:: Given instruction ::
Reproduce verbatim the lines below, from the first one through the line that contains "Output each element", including both of these lines.

:: Task data ::
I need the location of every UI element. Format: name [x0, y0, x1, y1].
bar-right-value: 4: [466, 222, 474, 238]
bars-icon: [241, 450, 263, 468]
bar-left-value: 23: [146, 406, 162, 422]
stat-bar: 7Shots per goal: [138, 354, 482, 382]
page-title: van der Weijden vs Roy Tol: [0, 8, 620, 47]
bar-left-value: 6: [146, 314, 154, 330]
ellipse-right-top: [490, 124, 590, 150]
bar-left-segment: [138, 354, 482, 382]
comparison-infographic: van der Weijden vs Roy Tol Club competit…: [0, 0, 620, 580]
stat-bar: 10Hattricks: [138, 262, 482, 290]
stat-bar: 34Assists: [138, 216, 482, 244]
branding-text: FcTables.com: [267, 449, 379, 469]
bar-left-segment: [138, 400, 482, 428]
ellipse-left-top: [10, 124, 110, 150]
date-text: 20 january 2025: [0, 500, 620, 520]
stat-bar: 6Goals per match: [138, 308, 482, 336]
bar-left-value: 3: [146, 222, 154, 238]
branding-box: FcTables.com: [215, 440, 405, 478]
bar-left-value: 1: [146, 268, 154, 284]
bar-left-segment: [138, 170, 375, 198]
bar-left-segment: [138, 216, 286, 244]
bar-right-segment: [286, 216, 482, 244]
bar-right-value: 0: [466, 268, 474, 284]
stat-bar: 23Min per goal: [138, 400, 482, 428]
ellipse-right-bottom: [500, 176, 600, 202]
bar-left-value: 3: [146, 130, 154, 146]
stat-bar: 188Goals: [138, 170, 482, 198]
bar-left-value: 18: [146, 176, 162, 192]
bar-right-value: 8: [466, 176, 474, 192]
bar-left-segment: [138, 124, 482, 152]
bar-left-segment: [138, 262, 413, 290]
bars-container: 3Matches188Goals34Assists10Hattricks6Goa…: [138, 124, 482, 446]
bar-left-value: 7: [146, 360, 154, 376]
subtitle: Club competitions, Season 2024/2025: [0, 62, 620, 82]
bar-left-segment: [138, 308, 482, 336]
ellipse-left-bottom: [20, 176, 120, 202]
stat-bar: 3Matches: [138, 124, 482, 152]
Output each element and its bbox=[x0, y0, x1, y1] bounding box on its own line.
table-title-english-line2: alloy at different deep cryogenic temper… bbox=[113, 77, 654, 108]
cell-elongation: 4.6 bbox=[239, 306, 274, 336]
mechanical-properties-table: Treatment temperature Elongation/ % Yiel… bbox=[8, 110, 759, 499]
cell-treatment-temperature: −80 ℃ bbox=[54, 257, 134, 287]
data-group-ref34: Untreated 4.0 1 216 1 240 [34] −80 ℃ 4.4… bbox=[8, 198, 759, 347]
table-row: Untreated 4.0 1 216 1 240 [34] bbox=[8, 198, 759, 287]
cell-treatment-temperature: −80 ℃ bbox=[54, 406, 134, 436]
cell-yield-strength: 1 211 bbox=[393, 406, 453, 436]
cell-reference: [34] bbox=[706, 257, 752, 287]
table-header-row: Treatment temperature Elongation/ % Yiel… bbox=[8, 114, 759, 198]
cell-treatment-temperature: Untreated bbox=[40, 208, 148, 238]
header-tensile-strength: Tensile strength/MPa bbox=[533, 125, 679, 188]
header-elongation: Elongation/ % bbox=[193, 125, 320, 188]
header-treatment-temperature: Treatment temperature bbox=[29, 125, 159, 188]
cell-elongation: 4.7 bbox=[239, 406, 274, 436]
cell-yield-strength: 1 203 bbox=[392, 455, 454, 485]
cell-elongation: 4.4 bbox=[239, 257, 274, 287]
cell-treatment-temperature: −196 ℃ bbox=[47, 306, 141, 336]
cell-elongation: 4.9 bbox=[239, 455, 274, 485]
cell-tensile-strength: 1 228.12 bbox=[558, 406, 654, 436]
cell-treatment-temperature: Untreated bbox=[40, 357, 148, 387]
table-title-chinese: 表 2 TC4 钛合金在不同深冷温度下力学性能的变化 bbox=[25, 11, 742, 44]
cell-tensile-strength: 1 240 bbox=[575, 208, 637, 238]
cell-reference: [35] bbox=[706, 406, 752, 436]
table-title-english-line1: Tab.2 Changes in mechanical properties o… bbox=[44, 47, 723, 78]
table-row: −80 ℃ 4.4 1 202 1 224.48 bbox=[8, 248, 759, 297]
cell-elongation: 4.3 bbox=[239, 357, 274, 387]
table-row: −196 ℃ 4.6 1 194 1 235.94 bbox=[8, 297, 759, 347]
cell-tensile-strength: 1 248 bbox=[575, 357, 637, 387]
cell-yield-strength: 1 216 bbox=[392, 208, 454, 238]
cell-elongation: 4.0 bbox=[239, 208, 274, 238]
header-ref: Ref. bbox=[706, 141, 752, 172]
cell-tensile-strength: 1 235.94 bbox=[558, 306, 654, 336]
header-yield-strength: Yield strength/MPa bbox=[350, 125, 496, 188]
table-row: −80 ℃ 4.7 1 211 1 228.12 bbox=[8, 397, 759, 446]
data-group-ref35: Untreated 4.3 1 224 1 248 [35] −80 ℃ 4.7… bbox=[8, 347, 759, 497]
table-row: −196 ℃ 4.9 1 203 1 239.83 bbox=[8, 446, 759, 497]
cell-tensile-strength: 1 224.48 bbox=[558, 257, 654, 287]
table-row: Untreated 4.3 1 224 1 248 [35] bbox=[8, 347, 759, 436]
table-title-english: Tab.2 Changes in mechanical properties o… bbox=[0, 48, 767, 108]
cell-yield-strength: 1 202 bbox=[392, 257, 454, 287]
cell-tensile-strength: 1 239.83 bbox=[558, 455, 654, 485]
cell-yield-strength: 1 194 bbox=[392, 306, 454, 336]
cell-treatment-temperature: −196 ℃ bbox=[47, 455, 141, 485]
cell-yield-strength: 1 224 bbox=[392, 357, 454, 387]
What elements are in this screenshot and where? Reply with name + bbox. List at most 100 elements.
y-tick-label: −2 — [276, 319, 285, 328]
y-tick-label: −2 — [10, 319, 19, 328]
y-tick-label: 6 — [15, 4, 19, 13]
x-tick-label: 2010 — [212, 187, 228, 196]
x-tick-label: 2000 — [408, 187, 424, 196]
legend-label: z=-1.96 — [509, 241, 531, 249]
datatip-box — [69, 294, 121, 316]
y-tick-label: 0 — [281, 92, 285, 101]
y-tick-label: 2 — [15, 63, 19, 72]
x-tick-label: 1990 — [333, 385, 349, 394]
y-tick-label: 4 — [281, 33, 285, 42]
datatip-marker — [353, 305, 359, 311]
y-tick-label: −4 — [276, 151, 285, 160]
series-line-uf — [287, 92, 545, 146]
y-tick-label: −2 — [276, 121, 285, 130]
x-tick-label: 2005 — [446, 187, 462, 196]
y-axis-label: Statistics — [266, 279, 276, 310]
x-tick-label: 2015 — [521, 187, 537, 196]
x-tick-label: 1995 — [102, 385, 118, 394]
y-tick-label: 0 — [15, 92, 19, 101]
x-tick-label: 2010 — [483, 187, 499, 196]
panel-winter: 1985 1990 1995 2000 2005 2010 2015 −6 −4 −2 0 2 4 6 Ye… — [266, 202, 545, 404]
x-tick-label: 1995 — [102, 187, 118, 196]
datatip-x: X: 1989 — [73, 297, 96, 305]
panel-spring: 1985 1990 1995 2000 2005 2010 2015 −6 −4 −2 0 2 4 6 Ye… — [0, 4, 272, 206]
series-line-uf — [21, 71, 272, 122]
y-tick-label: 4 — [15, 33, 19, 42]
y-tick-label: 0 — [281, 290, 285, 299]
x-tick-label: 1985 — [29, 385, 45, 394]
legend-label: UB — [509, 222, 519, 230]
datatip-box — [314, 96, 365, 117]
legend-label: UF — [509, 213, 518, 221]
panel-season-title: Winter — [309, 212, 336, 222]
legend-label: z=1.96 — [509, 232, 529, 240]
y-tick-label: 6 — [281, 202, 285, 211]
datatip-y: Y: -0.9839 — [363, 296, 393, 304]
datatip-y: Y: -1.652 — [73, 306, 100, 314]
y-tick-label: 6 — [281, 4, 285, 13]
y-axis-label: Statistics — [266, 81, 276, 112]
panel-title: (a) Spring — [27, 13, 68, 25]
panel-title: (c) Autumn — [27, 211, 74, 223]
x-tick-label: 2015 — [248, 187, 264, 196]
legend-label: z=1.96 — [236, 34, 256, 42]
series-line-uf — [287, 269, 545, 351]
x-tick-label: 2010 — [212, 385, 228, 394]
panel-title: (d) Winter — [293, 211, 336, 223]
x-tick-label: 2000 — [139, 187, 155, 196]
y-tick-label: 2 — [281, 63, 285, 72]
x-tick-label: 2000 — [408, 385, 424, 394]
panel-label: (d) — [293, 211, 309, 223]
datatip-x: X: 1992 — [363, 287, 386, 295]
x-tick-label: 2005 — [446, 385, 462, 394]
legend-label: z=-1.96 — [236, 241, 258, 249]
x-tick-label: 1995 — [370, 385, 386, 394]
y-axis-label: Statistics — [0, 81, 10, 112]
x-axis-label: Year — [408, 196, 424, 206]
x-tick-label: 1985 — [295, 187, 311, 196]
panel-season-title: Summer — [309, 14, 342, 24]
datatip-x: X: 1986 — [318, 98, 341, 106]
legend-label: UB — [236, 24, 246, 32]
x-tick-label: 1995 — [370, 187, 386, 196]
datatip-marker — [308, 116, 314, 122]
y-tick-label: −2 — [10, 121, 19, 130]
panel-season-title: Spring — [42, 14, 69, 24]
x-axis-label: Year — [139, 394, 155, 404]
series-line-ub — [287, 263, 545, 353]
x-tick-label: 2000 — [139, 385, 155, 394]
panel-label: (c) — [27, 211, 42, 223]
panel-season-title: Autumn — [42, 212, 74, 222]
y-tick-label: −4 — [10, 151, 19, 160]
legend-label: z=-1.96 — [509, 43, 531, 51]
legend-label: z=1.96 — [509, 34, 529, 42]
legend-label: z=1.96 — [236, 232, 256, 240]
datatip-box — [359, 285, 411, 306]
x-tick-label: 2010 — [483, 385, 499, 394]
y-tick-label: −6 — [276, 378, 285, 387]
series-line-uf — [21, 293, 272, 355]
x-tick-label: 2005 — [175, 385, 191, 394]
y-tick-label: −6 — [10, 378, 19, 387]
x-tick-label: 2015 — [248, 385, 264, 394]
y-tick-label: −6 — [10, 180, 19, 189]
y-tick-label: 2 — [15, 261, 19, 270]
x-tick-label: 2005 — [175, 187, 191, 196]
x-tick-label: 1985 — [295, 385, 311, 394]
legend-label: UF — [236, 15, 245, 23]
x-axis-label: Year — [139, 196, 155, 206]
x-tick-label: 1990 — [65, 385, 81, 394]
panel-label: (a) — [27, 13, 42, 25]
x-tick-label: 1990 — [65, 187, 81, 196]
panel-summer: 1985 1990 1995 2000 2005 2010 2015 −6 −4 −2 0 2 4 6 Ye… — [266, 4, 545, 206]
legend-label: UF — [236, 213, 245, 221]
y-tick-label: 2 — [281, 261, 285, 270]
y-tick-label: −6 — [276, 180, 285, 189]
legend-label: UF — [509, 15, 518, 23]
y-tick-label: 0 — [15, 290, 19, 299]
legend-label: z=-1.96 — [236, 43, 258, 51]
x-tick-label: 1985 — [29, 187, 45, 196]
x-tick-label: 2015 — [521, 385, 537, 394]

:: Full response ::
I need the location of every UI element. Format: name [x0, y0, x1, y1].
bar-right-value: 4: [466, 222, 474, 238]
bars-icon: [241, 450, 263, 468]
bar-left-value: 23: [146, 406, 162, 422]
stat-bar: 7Shots per goal: [138, 354, 482, 382]
page-title: van der Weijden vs Roy Tol: [0, 8, 620, 47]
bar-left-value: 6: [146, 314, 154, 330]
ellipse-right-top: [490, 124, 590, 150]
bar-left-segment: [138, 354, 482, 382]
comparison-infographic: van der Weijden vs Roy Tol Club competit…: [0, 0, 620, 580]
stat-bar: 10Hattricks: [138, 262, 482, 290]
stat-bar: 34Assists: [138, 216, 482, 244]
branding-text: FcTables.com: [267, 449, 379, 469]
bar-left-segment: [138, 400, 482, 428]
ellipse-left-top: [10, 124, 110, 150]
date-text: 20 january 2025: [0, 500, 620, 520]
stat-bar: 6Goals per match: [138, 308, 482, 336]
bar-left-value: 3: [146, 222, 154, 238]
branding-box: FcTables.com: [215, 440, 405, 478]
bar-left-value: 1: [146, 268, 154, 284]
bar-left-segment: [138, 170, 375, 198]
bar-left-segment: [138, 216, 286, 244]
bar-right-segment: [286, 216, 482, 244]
bar-right-value: 0: [466, 268, 474, 284]
stat-bar: 23Min per goal: [138, 400, 482, 428]
ellipse-right-bottom: [500, 176, 600, 202]
bar-left-value: 3: [146, 130, 154, 146]
stat-bar: 188Goals: [138, 170, 482, 198]
bar-left-value: 18: [146, 176, 162, 192]
bar-right-value: 8: [466, 176, 474, 192]
bar-left-segment: [138, 124, 482, 152]
bar-left-segment: [138, 262, 413, 290]
bars-container: 3Matches188Goals34Assists10Hattricks6Goa…: [138, 124, 482, 446]
bar-left-value: 7: [146, 360, 154, 376]
subtitle: Club competitions, Season 2024/2025: [0, 62, 620, 82]
bar-left-segment: [138, 308, 482, 336]
ellipse-left-bottom: [20, 176, 120, 202]
stat-bar: 3Matches: [138, 124, 482, 152]
Output each element and its bbox=[x0, y0, x1, y1] bounding box on its own line.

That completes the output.